◆ Exercise aim:
Extract, from the records beneath this instruction, each line that contains the word "JSON".

◆ Listing:
+-------+

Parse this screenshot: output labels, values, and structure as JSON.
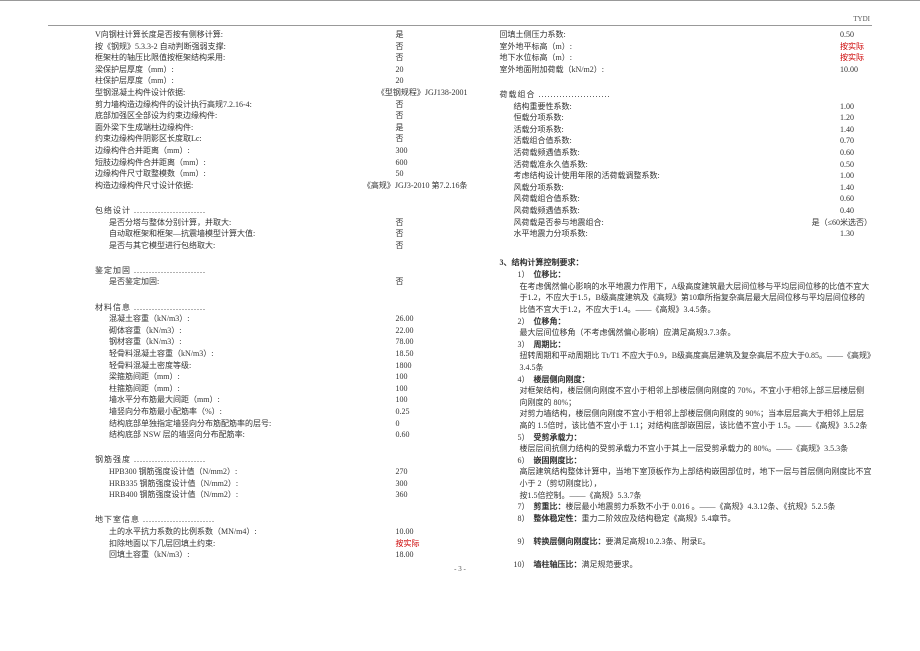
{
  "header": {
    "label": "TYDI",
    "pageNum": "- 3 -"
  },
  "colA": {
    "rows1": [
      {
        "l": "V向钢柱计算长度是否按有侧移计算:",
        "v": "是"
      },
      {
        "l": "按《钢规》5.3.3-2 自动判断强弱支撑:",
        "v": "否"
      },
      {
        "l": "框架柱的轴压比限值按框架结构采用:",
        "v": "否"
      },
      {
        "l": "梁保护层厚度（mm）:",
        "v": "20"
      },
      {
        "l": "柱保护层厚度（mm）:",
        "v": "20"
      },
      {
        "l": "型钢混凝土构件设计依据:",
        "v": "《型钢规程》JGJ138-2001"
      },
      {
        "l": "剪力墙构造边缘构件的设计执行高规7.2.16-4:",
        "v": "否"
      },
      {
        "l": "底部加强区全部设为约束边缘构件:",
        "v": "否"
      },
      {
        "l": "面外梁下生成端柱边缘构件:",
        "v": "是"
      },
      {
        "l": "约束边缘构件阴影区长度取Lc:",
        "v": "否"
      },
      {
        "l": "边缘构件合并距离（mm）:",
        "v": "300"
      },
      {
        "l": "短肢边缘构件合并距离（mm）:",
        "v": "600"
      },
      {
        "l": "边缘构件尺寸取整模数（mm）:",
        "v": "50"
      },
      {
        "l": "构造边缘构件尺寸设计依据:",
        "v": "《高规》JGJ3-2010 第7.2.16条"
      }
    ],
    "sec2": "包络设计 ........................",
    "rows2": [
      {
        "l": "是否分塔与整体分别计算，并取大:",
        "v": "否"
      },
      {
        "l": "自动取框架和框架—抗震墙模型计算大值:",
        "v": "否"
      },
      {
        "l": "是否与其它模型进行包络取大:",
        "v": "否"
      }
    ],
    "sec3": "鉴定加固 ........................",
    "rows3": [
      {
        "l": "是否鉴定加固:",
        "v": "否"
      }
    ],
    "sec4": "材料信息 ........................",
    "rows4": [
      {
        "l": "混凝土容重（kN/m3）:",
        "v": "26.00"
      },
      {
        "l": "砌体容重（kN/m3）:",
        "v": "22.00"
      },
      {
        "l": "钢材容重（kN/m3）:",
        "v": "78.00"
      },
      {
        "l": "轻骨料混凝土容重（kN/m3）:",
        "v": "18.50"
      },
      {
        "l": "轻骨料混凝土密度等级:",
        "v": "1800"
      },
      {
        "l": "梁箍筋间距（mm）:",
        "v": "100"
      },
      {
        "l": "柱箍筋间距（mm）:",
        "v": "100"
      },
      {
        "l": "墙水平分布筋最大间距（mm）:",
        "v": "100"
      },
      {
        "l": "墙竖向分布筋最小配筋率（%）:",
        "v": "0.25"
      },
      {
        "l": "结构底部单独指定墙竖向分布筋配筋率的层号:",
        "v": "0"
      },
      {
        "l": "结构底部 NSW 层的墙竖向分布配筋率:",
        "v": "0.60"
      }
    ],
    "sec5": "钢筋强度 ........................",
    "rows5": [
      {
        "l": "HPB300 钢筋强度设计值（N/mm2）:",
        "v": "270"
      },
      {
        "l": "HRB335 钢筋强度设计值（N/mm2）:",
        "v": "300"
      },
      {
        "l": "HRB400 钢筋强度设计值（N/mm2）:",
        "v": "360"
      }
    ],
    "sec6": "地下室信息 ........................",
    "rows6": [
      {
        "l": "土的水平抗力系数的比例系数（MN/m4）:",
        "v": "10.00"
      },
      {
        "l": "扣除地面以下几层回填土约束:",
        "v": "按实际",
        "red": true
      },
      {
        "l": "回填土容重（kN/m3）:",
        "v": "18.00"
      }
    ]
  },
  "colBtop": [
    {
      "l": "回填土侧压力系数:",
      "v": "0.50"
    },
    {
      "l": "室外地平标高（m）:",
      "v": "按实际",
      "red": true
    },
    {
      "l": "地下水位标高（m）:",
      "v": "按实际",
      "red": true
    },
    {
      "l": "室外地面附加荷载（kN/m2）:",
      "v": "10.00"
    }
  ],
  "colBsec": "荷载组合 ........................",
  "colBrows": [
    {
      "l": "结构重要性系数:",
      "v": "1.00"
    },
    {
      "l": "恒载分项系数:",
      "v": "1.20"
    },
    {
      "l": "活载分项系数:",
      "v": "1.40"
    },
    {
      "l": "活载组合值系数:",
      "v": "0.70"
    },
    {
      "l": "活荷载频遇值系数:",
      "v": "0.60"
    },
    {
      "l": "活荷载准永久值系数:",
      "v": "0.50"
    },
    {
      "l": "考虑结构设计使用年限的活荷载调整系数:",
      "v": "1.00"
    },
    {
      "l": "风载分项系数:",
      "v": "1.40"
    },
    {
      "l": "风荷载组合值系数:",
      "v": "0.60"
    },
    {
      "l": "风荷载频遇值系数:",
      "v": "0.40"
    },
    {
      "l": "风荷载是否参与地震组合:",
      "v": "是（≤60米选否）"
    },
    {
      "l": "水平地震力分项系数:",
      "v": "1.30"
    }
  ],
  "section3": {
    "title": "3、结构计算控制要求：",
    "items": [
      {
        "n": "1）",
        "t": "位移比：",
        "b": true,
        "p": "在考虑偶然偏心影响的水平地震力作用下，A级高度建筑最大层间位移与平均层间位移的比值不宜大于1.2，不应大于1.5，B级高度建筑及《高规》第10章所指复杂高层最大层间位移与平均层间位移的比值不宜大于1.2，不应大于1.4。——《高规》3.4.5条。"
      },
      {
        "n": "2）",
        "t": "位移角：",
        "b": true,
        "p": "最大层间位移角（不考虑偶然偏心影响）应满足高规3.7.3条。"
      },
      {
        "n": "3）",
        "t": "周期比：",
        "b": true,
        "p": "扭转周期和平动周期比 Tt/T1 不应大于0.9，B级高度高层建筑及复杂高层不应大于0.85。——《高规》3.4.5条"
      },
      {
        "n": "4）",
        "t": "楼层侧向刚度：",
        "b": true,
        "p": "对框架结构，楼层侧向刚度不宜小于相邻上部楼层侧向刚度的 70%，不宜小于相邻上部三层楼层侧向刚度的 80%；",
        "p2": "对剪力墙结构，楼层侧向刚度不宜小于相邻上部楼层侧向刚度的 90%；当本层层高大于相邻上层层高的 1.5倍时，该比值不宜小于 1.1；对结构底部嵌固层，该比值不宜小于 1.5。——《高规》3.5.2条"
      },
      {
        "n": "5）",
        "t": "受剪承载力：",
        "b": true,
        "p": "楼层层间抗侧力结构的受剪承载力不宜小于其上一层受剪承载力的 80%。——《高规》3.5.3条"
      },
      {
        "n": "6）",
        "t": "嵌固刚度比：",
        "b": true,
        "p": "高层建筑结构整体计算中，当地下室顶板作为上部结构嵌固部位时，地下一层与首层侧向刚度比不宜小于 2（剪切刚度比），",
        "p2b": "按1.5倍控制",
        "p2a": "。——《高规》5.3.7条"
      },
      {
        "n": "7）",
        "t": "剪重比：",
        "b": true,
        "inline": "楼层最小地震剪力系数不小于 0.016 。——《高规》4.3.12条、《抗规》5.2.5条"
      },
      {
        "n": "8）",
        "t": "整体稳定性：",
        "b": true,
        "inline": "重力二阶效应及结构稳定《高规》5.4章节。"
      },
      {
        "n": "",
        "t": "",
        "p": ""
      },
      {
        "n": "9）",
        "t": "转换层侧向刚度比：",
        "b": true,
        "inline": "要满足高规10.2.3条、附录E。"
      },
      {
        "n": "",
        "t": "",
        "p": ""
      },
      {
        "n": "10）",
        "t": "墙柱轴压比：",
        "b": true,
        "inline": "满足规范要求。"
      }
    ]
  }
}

+-------+

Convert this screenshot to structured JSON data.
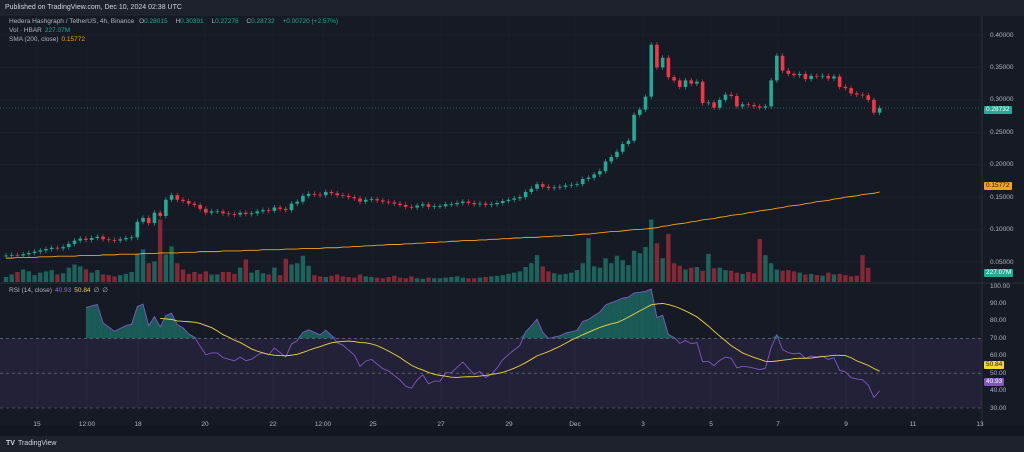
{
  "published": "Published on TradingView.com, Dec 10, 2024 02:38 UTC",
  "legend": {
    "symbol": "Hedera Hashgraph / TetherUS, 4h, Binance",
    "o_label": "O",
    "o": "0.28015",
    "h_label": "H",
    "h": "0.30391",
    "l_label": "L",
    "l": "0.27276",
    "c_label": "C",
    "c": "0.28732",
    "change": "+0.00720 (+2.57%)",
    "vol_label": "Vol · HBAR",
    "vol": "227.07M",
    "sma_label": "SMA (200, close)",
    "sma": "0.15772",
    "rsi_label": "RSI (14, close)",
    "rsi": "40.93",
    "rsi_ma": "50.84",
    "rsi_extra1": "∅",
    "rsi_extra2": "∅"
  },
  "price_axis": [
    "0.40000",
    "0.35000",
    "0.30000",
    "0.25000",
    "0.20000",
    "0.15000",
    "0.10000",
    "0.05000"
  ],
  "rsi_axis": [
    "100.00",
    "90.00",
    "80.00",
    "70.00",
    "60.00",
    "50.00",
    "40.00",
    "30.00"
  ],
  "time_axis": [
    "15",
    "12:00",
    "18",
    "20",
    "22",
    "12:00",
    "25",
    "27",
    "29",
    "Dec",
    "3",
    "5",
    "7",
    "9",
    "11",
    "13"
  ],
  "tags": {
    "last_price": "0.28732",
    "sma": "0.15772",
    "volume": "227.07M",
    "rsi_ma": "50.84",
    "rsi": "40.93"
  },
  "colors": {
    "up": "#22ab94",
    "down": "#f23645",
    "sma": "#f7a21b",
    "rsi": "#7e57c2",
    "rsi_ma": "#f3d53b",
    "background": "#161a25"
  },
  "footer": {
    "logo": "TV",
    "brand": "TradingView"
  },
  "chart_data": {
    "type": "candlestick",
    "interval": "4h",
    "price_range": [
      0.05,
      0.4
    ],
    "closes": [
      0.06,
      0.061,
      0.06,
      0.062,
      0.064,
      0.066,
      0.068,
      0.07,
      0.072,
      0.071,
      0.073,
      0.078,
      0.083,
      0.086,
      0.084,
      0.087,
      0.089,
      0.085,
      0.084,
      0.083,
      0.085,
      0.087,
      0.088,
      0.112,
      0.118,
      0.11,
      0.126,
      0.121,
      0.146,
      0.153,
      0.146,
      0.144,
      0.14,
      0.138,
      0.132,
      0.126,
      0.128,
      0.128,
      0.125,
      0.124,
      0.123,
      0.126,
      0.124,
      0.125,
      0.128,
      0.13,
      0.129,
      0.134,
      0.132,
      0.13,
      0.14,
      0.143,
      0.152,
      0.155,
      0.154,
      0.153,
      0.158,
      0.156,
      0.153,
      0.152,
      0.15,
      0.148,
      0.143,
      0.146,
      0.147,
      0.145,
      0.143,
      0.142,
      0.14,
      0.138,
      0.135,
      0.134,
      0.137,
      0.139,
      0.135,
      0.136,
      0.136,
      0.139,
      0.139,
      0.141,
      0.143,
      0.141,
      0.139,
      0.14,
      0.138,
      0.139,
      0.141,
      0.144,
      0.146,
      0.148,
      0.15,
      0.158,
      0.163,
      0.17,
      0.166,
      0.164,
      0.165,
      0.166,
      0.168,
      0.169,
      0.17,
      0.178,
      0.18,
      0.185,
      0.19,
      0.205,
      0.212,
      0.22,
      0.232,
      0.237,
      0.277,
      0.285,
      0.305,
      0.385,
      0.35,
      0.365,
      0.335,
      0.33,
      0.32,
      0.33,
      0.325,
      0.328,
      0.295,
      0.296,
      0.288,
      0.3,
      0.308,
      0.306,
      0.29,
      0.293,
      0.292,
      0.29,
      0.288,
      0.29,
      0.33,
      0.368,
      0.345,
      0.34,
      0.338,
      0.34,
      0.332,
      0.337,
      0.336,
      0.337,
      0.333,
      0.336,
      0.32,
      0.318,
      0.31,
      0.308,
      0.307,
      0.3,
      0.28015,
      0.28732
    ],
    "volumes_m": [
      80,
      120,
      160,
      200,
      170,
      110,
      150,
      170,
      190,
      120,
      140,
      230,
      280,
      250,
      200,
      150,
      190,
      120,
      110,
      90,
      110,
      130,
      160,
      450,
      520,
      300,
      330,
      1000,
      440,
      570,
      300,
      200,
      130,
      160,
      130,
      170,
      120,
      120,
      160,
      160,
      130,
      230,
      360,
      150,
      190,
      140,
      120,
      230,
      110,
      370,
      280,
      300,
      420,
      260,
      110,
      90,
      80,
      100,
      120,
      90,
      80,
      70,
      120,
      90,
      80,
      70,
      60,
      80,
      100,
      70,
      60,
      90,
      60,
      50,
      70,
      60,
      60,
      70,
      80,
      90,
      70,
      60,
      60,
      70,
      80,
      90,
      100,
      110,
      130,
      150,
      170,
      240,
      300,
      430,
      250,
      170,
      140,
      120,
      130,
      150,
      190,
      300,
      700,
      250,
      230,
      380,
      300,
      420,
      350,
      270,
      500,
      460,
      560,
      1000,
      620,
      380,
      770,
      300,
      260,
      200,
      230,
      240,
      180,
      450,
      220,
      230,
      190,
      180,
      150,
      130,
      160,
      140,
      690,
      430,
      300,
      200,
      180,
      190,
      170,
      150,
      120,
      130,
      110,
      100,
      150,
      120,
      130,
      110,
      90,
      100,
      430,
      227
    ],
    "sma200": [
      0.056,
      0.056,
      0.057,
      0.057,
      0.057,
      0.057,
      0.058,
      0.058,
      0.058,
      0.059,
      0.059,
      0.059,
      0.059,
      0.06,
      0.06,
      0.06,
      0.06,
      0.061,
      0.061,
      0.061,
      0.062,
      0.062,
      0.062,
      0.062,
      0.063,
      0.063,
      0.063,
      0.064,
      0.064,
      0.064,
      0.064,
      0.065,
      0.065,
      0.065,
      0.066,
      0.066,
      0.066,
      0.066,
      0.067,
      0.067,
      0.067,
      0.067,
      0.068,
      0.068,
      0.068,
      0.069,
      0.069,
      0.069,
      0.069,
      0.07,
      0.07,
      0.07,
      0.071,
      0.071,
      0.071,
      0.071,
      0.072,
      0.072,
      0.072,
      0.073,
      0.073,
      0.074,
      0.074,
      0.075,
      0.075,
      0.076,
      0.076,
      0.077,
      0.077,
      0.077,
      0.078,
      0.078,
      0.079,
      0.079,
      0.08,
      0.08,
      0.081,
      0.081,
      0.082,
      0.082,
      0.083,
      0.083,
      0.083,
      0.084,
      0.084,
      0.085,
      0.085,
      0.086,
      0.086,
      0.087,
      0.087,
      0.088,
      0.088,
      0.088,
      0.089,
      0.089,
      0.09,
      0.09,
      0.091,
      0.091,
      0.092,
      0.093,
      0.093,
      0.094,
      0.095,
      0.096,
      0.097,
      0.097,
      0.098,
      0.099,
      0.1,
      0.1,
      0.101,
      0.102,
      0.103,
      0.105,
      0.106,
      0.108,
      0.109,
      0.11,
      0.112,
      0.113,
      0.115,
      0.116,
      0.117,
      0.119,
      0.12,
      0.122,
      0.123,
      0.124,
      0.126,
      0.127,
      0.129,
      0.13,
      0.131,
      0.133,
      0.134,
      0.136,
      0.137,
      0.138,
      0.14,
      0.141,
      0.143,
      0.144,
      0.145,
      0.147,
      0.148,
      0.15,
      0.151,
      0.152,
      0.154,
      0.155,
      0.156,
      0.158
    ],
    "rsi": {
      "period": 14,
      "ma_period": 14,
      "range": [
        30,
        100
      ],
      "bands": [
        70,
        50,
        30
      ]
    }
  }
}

+-------+

◆ Finished answer:
Parse this screenshot: output labels, values, and structure as JSON.
Convert this screenshot to structured JSON data.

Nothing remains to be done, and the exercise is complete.